# Requirements
Sort through the data and copy the lines holding the word "Tráfego".
►
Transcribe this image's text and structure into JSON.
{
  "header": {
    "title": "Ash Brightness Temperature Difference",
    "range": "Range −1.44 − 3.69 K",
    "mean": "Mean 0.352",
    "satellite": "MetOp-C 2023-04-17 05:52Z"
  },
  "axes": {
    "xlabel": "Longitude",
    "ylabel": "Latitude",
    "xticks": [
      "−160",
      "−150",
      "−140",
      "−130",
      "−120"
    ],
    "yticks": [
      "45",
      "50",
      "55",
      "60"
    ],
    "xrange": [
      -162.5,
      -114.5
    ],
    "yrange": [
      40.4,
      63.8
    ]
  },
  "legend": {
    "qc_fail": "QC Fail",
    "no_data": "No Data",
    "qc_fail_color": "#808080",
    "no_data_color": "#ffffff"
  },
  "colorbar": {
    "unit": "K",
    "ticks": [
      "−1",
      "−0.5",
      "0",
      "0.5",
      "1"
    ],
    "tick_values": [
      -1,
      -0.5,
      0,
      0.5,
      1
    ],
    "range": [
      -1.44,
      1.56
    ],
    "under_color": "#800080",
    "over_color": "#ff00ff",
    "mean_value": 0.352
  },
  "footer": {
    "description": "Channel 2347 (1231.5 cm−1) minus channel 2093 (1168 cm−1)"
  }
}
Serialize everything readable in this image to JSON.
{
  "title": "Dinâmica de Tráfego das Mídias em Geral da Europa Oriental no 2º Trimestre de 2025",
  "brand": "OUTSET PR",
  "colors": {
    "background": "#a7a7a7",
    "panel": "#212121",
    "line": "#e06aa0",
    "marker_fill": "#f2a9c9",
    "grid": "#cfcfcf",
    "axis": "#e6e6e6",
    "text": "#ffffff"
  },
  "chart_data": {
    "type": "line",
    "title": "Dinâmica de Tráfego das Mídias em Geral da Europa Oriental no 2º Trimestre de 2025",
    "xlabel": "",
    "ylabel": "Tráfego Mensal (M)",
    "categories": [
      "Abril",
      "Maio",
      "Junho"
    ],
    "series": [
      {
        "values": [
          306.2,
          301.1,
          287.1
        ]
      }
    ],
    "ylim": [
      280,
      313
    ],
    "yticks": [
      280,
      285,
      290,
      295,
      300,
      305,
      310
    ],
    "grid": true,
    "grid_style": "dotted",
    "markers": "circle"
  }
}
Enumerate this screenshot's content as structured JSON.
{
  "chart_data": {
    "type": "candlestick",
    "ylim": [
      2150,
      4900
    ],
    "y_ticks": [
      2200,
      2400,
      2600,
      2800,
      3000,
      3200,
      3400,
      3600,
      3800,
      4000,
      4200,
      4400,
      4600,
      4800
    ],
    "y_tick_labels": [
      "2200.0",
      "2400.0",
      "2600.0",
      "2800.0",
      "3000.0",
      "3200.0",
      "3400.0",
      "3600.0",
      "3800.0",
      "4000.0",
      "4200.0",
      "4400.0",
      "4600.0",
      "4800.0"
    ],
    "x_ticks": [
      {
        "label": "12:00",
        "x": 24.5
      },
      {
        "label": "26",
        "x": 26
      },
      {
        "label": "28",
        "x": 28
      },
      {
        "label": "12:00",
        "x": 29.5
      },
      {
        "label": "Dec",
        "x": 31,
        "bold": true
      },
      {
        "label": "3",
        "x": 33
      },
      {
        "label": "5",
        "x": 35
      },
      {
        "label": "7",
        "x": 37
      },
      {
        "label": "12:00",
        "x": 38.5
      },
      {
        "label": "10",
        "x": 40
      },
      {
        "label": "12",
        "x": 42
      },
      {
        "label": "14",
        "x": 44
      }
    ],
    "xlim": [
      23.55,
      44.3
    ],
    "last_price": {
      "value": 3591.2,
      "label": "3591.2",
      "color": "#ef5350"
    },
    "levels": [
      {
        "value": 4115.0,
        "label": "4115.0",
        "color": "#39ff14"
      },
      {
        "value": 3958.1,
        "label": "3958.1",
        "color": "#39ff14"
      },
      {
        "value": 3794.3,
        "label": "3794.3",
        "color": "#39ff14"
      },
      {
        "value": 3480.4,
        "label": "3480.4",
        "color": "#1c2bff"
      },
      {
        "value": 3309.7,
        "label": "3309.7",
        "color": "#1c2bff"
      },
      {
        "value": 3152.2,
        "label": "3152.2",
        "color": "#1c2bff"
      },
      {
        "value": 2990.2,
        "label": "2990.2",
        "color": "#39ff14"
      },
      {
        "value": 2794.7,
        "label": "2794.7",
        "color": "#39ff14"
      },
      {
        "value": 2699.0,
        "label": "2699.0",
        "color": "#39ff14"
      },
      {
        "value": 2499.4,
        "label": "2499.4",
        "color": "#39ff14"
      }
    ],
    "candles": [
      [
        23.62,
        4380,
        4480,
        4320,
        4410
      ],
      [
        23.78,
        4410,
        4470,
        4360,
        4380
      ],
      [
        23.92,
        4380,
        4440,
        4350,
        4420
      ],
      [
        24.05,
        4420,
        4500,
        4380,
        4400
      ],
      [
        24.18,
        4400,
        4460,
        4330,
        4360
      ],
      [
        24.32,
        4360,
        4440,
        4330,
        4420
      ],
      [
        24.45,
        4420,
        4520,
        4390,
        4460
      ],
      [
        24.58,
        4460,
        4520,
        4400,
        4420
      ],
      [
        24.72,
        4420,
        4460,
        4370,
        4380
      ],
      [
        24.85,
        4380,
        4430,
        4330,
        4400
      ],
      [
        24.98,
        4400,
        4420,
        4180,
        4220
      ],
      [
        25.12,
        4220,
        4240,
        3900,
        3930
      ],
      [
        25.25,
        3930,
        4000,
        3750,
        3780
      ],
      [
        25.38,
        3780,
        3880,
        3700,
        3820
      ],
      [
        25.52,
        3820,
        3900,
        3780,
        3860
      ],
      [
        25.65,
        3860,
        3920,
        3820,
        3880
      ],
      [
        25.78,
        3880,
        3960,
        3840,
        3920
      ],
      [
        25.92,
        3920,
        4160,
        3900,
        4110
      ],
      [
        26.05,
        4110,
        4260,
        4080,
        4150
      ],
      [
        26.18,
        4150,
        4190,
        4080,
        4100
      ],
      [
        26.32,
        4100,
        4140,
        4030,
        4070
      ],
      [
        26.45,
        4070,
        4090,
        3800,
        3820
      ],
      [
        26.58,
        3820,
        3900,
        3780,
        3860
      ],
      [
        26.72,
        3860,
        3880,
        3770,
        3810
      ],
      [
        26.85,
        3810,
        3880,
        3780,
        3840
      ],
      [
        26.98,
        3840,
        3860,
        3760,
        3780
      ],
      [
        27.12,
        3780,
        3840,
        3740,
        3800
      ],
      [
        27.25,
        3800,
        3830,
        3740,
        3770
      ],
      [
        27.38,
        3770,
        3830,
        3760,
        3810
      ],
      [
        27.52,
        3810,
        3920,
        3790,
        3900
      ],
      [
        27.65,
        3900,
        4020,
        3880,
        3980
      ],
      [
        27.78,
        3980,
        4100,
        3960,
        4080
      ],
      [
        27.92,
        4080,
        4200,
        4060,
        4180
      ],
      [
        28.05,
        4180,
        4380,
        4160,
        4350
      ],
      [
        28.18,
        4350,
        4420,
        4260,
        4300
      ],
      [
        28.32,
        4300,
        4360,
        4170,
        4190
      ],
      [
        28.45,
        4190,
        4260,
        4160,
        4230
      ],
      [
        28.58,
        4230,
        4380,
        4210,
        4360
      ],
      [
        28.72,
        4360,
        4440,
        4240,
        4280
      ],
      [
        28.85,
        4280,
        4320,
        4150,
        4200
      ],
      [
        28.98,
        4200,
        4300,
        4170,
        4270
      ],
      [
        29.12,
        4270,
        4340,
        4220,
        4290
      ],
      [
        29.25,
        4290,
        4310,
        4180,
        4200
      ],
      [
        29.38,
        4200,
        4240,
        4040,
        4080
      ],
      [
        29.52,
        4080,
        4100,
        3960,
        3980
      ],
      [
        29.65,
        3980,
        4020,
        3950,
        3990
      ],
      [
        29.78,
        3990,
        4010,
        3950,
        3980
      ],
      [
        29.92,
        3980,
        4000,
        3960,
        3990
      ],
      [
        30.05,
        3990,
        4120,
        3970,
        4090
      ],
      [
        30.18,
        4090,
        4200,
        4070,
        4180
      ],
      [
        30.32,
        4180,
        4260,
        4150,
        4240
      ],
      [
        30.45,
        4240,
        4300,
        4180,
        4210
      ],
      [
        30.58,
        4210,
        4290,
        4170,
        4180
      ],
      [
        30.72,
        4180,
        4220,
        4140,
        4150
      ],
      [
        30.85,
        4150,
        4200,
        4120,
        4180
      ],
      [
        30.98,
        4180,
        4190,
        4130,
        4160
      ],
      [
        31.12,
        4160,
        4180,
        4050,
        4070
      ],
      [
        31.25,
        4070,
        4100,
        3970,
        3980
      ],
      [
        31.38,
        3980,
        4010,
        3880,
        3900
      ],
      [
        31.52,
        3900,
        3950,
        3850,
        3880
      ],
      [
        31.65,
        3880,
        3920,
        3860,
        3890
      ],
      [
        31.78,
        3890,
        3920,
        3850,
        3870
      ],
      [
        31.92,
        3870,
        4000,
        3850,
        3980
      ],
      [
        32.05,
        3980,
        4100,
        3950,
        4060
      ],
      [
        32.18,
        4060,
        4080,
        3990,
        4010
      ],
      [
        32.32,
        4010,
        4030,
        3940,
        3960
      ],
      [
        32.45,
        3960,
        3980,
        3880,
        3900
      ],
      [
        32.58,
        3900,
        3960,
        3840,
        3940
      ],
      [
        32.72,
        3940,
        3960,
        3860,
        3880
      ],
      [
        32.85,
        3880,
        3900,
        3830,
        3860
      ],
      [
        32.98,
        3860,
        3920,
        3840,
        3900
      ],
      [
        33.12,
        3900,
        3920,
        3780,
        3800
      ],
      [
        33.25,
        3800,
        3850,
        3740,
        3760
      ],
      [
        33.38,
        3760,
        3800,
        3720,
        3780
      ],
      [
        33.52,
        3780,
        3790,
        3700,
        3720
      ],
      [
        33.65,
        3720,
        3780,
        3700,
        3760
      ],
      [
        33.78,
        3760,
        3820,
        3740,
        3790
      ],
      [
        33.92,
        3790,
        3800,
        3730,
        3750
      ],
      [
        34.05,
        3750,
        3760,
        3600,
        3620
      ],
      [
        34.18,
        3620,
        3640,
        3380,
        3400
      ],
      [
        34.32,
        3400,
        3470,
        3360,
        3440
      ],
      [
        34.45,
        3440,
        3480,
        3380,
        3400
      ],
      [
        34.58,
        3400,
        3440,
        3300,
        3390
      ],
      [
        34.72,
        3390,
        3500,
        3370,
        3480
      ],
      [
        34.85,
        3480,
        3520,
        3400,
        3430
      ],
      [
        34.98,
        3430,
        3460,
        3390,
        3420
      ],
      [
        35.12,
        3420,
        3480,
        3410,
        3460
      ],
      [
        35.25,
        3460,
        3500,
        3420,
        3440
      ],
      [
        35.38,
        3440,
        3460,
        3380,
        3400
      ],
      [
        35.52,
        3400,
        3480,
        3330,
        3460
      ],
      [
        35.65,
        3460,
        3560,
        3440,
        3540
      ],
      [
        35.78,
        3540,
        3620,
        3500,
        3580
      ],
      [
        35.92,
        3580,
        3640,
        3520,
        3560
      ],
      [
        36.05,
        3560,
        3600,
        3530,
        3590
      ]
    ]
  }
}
◄
# Correct result
  "title": "Dinâmica de Tráfego das Mídias em Geral da Europa Oriental no 2º Trimestre de 2025",
    "title": "Dinâmica de Tráfego das Mídias em Geral da Europa Oriental no 2º Trimestre de 2025",
    "ylabel": "Tráfego Mensal (M)",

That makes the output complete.